#### JOB:
Print the data exactly as it is given, please.
##### MATERIAL PROVIDED #####
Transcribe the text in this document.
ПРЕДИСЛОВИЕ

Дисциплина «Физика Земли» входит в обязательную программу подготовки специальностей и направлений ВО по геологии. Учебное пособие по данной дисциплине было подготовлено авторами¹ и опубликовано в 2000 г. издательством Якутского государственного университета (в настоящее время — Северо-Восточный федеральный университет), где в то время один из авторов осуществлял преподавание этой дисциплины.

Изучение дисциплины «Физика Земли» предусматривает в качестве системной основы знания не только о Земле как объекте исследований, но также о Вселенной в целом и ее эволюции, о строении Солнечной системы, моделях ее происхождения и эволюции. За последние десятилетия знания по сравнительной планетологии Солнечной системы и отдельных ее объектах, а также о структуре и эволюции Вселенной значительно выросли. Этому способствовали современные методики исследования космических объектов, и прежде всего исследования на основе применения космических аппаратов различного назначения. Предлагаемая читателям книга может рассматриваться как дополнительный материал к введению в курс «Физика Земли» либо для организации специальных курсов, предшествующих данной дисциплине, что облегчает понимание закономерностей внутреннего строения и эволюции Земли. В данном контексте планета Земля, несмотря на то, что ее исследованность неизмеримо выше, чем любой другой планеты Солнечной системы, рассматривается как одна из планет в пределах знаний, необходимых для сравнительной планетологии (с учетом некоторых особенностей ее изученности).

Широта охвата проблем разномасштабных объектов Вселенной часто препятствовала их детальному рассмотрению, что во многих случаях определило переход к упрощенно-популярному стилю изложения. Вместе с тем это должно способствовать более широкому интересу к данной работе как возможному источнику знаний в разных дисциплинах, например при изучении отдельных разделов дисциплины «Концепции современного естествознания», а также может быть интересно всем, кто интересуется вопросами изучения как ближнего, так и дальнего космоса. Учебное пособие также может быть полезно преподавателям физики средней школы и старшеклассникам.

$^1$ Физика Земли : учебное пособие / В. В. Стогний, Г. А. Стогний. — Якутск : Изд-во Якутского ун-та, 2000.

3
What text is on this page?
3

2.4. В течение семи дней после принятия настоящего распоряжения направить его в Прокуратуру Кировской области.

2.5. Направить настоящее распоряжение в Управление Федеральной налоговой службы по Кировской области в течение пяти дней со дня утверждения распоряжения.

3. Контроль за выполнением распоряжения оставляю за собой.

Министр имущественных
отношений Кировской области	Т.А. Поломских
#####
#### SOLUTION:
Transcribe the text in this document.
ПРЕДИСЛОВИЕ

Дисциплина «Физика Земли» входит в обязательную программу подготовки специальностей и направлений ВО по геологии. Учебное пособие по данной дисциплине было подготовлено авторами¹ и опубликовано в 2000 г. издательством Якутского государственного университета (в настоящее время — Северо-Восточный федеральный университет), где в то время один из авторов осуществлял преподавание этой дисциплины.

Изучение дисциплины «Физика Земли» предусматривает в качестве системной основы знания не только о Земле как объекте исследований, но также о Вселенной в целом и ее эволюции, о строении Солнечной системы, моделях ее происхождения и эволюции. За последние десятилетия знания по сравнительной планетологии Солнечной системы и отдельных ее объектах, а также о структуре и эволюции Вселенной значительно выросли. Этому способствовали современные методики исследования космических объектов, и прежде всего исследования на основе применения космических аппаратов различного назначения. Предлагаемая читателям книга может рассматриваться как дополнительный материал к введению в курс «Физика Земли» либо для организации специальных курсов, предшествующих данной дисциплине, что облегчает понимание закономерностей внутреннего строения и эволюции Земли. В данном контексте планета Земля, несмотря на то, что ее исследованность неизмеримо выше, чем любой другой планеты Солнечной системы, рассматривается как одна из планет в пределах знаний, необходимых для сравнительной планетологии (с учетом некоторых особенностей ее изученности).

Широта охвата проблем разномасштабных объектов Вселенной часто препятствовала их детальному рассмотрению, что во многих случаях определило переход к упрощенно-популярному стилю изложения. Вместе с тем это должно способствовать более широкому интересу к данной работе как возможному источнику знаний в разных дисциплинах, например при изучении отдельных разделов дисциплины «Концепции современного естествознания», а также может быть интересно всем, кто интересуется вопросами изучения как ближнего, так и дальнего космоса. Учебное пособие также может быть полезно преподавателям физики средней школы и старшеклассникам.

$^1$ Физика Земли : учебное пособие / В. В. Стогний, Г. А. Стогний. — Якутск : Изд-во Якутского ун-та, 2000.

3
What text is on this page?
3

2.4. В течение семи дней после принятия настоящего распоряжения направить его в Прокуратуру Кировской области.

2.5. Направить настоящее распоряжение в Управление Федеральной налоговой службы по Кировской области в течение пяти дней со дня утверждения распоряжения.

3. Контроль за выполнением распоряжения оставляю за собой.

Министр имущественных
отношений Кировской области	Т.А. Поломских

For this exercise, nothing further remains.